All of the material below is to be repeated exactly.

▸ Supplied material

══════════

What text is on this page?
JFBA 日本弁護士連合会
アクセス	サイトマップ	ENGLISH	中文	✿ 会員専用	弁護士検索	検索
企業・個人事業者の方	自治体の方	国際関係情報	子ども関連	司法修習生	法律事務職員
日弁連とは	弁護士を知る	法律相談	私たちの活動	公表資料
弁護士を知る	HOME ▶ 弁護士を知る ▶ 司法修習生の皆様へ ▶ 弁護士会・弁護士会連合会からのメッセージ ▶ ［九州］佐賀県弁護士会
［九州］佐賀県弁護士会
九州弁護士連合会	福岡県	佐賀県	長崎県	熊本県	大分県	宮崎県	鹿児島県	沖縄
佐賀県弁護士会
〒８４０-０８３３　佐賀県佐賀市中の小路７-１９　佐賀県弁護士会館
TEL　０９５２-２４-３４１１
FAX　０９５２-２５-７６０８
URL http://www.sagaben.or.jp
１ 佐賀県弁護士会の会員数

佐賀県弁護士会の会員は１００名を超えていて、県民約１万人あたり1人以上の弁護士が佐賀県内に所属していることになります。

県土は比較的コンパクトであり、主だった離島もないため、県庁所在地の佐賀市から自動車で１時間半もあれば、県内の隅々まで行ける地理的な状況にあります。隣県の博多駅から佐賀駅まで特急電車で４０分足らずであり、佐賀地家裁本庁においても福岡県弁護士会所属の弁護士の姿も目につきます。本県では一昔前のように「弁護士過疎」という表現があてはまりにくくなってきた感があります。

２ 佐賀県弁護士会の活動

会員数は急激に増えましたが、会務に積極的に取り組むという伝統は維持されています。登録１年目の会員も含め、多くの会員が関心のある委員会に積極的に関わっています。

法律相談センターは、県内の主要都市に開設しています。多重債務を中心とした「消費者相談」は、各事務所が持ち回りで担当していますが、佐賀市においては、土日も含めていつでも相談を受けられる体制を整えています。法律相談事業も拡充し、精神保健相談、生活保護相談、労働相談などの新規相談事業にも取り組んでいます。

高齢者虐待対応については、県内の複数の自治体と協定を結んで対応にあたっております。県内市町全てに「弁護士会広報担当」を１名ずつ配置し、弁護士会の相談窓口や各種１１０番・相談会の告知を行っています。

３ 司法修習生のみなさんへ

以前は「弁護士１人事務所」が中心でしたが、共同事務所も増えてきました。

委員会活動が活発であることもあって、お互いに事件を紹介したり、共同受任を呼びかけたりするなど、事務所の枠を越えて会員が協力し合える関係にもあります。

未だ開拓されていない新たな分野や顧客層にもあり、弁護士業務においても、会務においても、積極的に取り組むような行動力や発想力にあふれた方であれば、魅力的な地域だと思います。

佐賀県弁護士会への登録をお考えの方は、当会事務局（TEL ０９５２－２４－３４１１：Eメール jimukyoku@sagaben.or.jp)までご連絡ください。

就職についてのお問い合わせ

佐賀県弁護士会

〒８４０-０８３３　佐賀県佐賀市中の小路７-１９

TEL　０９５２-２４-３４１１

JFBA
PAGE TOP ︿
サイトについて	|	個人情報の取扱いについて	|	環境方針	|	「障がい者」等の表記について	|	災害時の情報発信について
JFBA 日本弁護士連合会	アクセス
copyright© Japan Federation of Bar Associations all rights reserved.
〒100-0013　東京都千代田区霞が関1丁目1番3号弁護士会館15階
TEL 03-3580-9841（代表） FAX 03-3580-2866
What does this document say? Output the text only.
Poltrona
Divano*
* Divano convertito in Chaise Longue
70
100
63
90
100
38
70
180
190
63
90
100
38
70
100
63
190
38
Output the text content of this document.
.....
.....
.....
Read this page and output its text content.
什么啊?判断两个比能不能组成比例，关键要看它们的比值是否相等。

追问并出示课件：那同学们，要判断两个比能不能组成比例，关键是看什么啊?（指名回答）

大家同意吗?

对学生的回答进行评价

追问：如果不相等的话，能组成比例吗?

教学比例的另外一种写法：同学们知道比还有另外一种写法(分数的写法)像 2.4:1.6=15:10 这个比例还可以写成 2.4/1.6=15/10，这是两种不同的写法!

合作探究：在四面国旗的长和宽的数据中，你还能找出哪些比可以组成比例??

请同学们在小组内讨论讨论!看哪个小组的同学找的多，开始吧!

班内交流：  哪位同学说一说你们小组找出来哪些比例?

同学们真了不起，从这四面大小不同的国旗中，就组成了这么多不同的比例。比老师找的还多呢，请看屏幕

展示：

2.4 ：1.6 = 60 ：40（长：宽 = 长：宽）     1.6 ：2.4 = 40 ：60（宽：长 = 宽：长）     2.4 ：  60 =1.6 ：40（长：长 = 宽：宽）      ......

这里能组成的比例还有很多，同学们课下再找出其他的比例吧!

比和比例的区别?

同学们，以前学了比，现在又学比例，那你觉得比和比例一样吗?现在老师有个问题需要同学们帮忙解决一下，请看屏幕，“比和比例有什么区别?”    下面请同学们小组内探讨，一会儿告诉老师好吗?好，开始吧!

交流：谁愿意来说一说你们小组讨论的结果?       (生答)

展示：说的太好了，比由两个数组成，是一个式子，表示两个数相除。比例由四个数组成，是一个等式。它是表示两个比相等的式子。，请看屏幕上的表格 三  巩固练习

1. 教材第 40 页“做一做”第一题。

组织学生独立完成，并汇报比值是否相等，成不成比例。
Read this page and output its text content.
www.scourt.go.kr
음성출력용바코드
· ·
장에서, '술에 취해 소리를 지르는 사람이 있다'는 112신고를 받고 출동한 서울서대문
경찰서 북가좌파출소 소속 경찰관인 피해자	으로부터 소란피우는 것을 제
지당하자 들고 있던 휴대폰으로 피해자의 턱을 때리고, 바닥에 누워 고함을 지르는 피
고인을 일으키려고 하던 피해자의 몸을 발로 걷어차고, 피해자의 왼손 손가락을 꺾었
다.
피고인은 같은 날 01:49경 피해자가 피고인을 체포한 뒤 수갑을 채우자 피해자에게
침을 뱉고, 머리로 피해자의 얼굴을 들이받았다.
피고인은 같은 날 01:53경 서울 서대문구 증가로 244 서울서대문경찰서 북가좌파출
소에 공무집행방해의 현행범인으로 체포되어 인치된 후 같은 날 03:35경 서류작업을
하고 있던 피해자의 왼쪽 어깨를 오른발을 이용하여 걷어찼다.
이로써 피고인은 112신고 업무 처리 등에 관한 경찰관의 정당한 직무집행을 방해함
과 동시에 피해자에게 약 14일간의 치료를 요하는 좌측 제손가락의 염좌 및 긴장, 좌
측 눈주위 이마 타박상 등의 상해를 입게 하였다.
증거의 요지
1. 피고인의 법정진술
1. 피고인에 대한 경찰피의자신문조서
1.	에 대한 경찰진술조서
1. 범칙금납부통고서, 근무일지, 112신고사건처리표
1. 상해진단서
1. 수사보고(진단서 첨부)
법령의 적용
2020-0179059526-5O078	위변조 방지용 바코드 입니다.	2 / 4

══════════

▸ Result of this task
What text is on this page?
JFBA 日本弁護士連合会
アクセス	サイトマップ	ENGLISH	中文	✿ 会員専用	弁護士検索	検索
企業・個人事業者の方	自治体の方	国際関係情報	子ども関連	司法修習生	法律事務職員
日弁連とは	弁護士を知る	法律相談	私たちの活動	公表資料
弁護士を知る	HOME ▶ 弁護士を知る ▶ 司法修習生の皆様へ ▶ 弁護士会・弁護士会連合会からのメッセージ ▶ ［九州］佐賀県弁護士会
［九州］佐賀県弁護士会
九州弁護士連合会	福岡県	佐賀県	長崎県	熊本県	大分県	宮崎県	鹿児島県	沖縄
佐賀県弁護士会
〒８４０-０８３３　佐賀県佐賀市中の小路７-１９　佐賀県弁護士会館
TEL　０９５２-２４-３４１１
FAX　０９５２-２５-７６０８
URL http://www.sagaben.or.jp
１ 佐賀県弁護士会の会員数

佐賀県弁護士会の会員は１００名を超えていて、県民約１万人あたり1人以上の弁護士が佐賀県内に所属していることになります。

県土は比較的コンパクトであり、主だった離島もないため、県庁所在地の佐賀市から自動車で１時間半もあれば、県内の隅々まで行ける地理的な状況にあります。隣県の博多駅から佐賀駅まで特急電車で４０分足らずであり、佐賀地家裁本庁においても福岡県弁護士会所属の弁護士の姿も目につきます。本県では一昔前のように「弁護士過疎」という表現があてはまりにくくなってきた感があります。

２ 佐賀県弁護士会の活動

会員数は急激に増えましたが、会務に積極的に取り組むという伝統は維持されています。登録１年目の会員も含め、多くの会員が関心のある委員会に積極的に関わっています。

法律相談センターは、県内の主要都市に開設しています。多重債務を中心とした「消費者相談」は、各事務所が持ち回りで担当していますが、佐賀市においては、土日も含めていつでも相談を受けられる体制を整えています。法律相談事業も拡充し、精神保健相談、生活保護相談、労働相談などの新規相談事業にも取り組んでいます。

高齢者虐待対応については、県内の複数の自治体と協定を結んで対応にあたっております。県内市町全てに「弁護士会広報担当」を１名ずつ配置し、弁護士会の相談窓口や各種１１０番・相談会の告知を行っています。

３ 司法修習生のみなさんへ

以前は「弁護士１人事務所」が中心でしたが、共同事務所も増えてきました。

委員会活動が活発であることもあって、お互いに事件を紹介したり、共同受任を呼びかけたりするなど、事務所の枠を越えて会員が協力し合える関係にもあります。

未だ開拓されていない新たな分野や顧客層にもあり、弁護士業務においても、会務においても、積極的に取り組むような行動力や発想力にあふれた方であれば、魅力的な地域だと思います。

佐賀県弁護士会への登録をお考えの方は、当会事務局（TEL ０９５２－２４－３４１１：Eメール jimukyoku@sagaben.or.jp)までご連絡ください。

就職についてのお問い合わせ

佐賀県弁護士会

〒８４０-０８３３　佐賀県佐賀市中の小路７-１９

TEL　０９５２-２４-３４１１

JFBA
PAGE TOP ︿
サイトについて	|	個人情報の取扱いについて	|	環境方針	|	「障がい者」等の表記について	|	災害時の情報発信について
JFBA 日本弁護士連合会	アクセス
copyright© Japan Federation of Bar Associations all rights reserved.
〒100-0013　東京都千代田区霞が関1丁目1番3号弁護士会館15階
TEL 03-3580-9841（代表） FAX 03-3580-2866
What does this document say? Output the text only.
Poltrona
Divano*
* Divano convertito in Chaise Longue
70
100
63
90
100
38
70
180
190
63
90
100
38
70
100
63
190
38
Output the text content of this document.
.....
.....
.....
Read this page and output its text content.
什么啊?判断两个比能不能组成比例，关键要看它们的比值是否相等。

追问并出示课件：那同学们，要判断两个比能不能组成比例，关键是看什么啊?（指名回答）

大家同意吗?

对学生的回答进行评价

追问：如果不相等的话，能组成比例吗?

教学比例的另外一种写法：同学们知道比还有另外一种写法(分数的写法)像 2.4:1.6=15:10 这个比例还可以写成 2.4/1.6=15/10，这是两种不同的写法!

合作探究：在四面国旗的长和宽的数据中，你还能找出哪些比可以组成比例??

请同学们在小组内讨论讨论!看哪个小组的同学找的多，开始吧!

班内交流：  哪位同学说一说你们小组找出来哪些比例?

同学们真了不起，从这四面大小不同的国旗中，就组成了这么多不同的比例。比老师找的还多呢，请看屏幕

展示：

2.4 ：1.6 = 60 ：40（长：宽 = 长：宽）     1.6 ：2.4 = 40 ：60（宽：长 = 宽：长）     2.4 ：  60 =1.6 ：40（长：长 = 宽：宽）      ......

这里能组成的比例还有很多，同学们课下再找出其他的比例吧!

比和比例的区别?

同学们，以前学了比，现在又学比例，那你觉得比和比例一样吗?现在老师有个问题需要同学们帮忙解决一下，请看屏幕，“比和比例有什么区别?”    下面请同学们小组内探讨，一会儿告诉老师好吗?好，开始吧!

交流：谁愿意来说一说你们小组讨论的结果?       (生答)

展示：说的太好了，比由两个数组成，是一个式子，表示两个数相除。比例由四个数组成，是一个等式。它是表示两个比相等的式子。，请看屏幕上的表格 三  巩固练习

1. 教材第 40 页“做一做”第一题。

组织学生独立完成，并汇报比值是否相等，成不成比例。
Read this page and output its text content.
www.scourt.go.kr
음성출력용바코드
· ·
장에서, '술에 취해 소리를 지르는 사람이 있다'는 112신고를 받고 출동한 서울서대문
경찰서 북가좌파출소 소속 경찰관인 피해자	으로부터 소란피우는 것을 제
지당하자 들고 있던 휴대폰으로 피해자의 턱을 때리고, 바닥에 누워 고함을 지르는 피
고인을 일으키려고 하던 피해자의 몸을 발로 걷어차고, 피해자의 왼손 손가락을 꺾었
다.
피고인은 같은 날 01:49경 피해자가 피고인을 체포한 뒤 수갑을 채우자 피해자에게
침을 뱉고, 머리로 피해자의 얼굴을 들이받았다.
피고인은 같은 날 01:53경 서울 서대문구 증가로 244 서울서대문경찰서 북가좌파출
소에 공무집행방해의 현행범인으로 체포되어 인치된 후 같은 날 03:35경 서류작업을
하고 있던 피해자의 왼쪽 어깨를 오른발을 이용하여 걷어찼다.
이로써 피고인은 112신고 업무 처리 등에 관한 경찰관의 정당한 직무집행을 방해함
과 동시에 피해자에게 약 14일간의 치료를 요하는 좌측 제손가락의 염좌 및 긴장, 좌
측 눈주위 이마 타박상 등의 상해를 입게 하였다.
증거의 요지
1. 피고인의 법정진술
1. 피고인에 대한 경찰피의자신문조서
1.	에 대한 경찰진술조서
1. 범칙금납부통고서, 근무일지, 112신고사건처리표
1. 상해진단서
1. 수사보고(진단서 첨부)
법령의 적용
2020-0179059526-5O078	위변조 방지용 바코드 입니다.	2 / 4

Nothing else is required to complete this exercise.